Document extract:
⟨

# The Lute.



## Mark Harwood

I thought I'd start a thread for the lute, rather than adding to the solo repertoire thread, because I hope to have a substantial amount of correspondence from people who know a lot more than I do.
So, to roll the ball, I'll just state why the lute deserves attention.
As a solo instrument, it was dominant in parts of Europe at a time of musical adventure, discovery and refinement; hence the high-quality repertoire. Renaissance and Baroque composers, makers and players did some outstanding work with this instrument. 
It sounds simply wonderful. 
Julian Bream plays it.
I hope to be more specific as well as a little more perceptive in future posts, but for now I only invite enthusiasts, practitioners and collectors to contribute.


----------



## Methodistgirl

Mark there are all kinds of lutes out there from Asia to Kentucky with the 
mandolin. Can you be a little more specific?
judy tooley


----------



## Mark Harwood

I refer to the European lute, as played in the 16th to 18th Centuries. Renaissance and Baroque types differed, particularly in the number of string courses, but that's the type I like so much. Thanks for asking, Judy.

⟩

Material provided:

⟨

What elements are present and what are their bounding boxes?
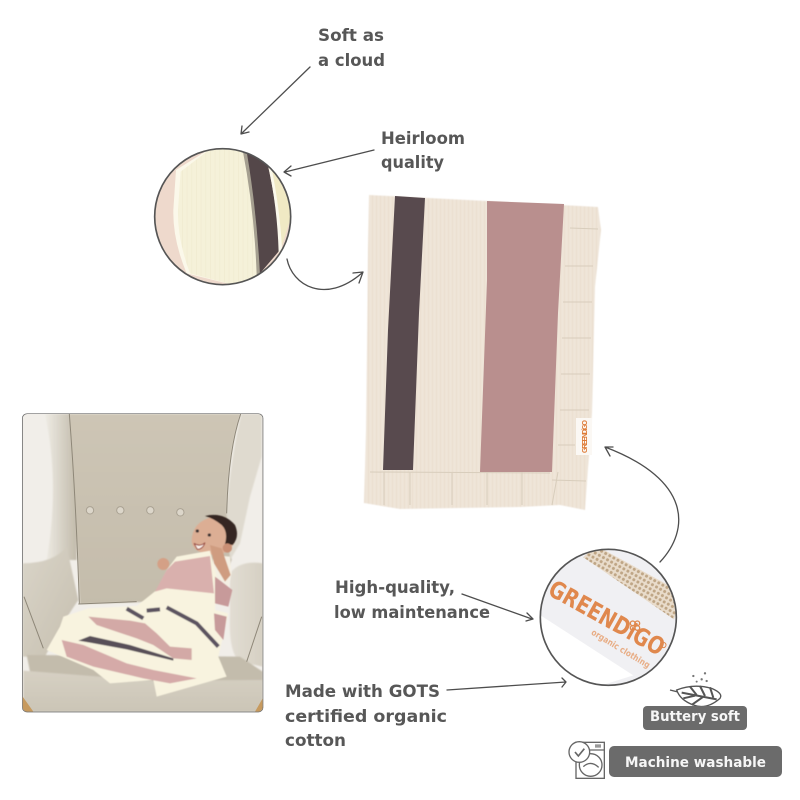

⟩

Instructions:
A) Copy the lute thread word for word, starting at "I hope to be" and ending at "collectors to contribute.".
B) Sum up the lute thread in two sentences.
The data comes from a different source than the lute thread.

Task solutions:
A)
I hope to be more specific as well as a little more perceptive in future posts, but for now I only invite enthusiasts, practitioners and collectors to contribute.

B) Mark Harwood opens the thread to praise the lute, a dominant solo instrument in parts of Europe during a time of musical adventure, discovery and refinement, and invites enthusiasts, practitioners and collectors to contribute. After Judy Tooley notes that lutes range from Asia to Kentucky and asks for more detail, the reply names the European lute played from the 16th to 18th centuries.